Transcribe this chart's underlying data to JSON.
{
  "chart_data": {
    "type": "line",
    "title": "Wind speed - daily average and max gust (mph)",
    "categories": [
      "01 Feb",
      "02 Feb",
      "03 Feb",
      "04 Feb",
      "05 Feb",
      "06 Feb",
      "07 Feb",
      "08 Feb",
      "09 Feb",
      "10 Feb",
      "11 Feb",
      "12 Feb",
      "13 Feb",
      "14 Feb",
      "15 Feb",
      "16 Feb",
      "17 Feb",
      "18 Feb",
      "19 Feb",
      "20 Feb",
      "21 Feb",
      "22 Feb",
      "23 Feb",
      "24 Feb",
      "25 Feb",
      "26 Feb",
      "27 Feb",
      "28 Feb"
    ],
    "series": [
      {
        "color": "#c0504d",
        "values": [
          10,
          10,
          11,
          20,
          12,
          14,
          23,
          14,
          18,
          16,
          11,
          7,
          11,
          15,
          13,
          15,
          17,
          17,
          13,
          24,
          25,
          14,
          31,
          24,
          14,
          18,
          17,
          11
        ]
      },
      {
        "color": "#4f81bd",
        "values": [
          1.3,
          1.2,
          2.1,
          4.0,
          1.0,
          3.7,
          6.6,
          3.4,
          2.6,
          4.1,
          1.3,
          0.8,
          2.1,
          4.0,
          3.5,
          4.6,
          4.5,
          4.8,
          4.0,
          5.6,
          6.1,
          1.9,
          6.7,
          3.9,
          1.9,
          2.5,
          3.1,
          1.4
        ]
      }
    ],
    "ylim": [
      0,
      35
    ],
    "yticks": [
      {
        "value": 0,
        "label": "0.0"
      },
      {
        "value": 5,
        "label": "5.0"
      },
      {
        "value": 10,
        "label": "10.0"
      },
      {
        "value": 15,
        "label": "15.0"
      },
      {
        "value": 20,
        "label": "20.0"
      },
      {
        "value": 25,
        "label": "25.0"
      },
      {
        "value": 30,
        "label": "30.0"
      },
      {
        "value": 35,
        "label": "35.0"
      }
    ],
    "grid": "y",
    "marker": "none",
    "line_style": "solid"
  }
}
_ _ _ _ _
** Stated exercise **
Write every entry out again exactly.

** Full response **
Transcribe this chart's underlying data to JSON.
{
  "chart_data": {
    "type": "line",
    "title": "Wind speed - daily average and max gust (mph)",
    "categories": [
      "01 Feb",
      "02 Feb",
      "03 Feb",
      "04 Feb",
      "05 Feb",
      "06 Feb",
      "07 Feb",
      "08 Feb",
      "09 Feb",
      "10 Feb",
      "11 Feb",
      "12 Feb",
      "13 Feb",
      "14 Feb",
      "15 Feb",
      "16 Feb",
      "17 Feb",
      "18 Feb",
      "19 Feb",
      "20 Feb",
      "21 Feb",
      "22 Feb",
      "23 Feb",
      "24 Feb",
      "25 Feb",
      "26 Feb",
      "27 Feb",
      "28 Feb"
    ],
    "series": [
      {
        "color": "#c0504d",
        "values": [
          10,
          10,
          11,
          20,
          12,
          14,
          23,
          14,
          18,
          16,
          11,
          7,
          11,
          15,
          13,
          15,
          17,
          17,
          13,
          24,
          25,
          14,
          31,
          24,
          14,
          18,
          17,
          11
        ]
      },
      {
        "color": "#4f81bd",
        "values": [
          1.3,
          1.2,
          2.1,
          4.0,
          1.0,
          3.7,
          6.6,
          3.4,
          2.6,
          4.1,
          1.3,
          0.8,
          2.1,
          4.0,
          3.5,
          4.6,
          4.5,
          4.8,
          4.0,
          5.6,
          6.1,
          1.9,
          6.7,
          3.9,
          1.9,
          2.5,
          3.1,
          1.4
        ]
      }
    ],
    "ylim": [
      0,
      35
    ],
    "yticks": [
      {
        "value": 0,
        "label": "0.0"
      },
      {
        "value": 5,
        "label": "5.0"
      },
      {
        "value": 10,
        "label": "10.0"
      },
      {
        "value": 15,
        "label": "15.0"
      },
      {
        "value": 20,
        "label": "20.0"
      },
      {
        "value": 25,
        "label": "25.0"
      },
      {
        "value": 30,
        "label": "30.0"
      },
      {
        "value": 35,
        "label": "35.0"
      }
    ],
    "grid": "y",
    "marker": "none",
    "line_style": "solid"
  }
}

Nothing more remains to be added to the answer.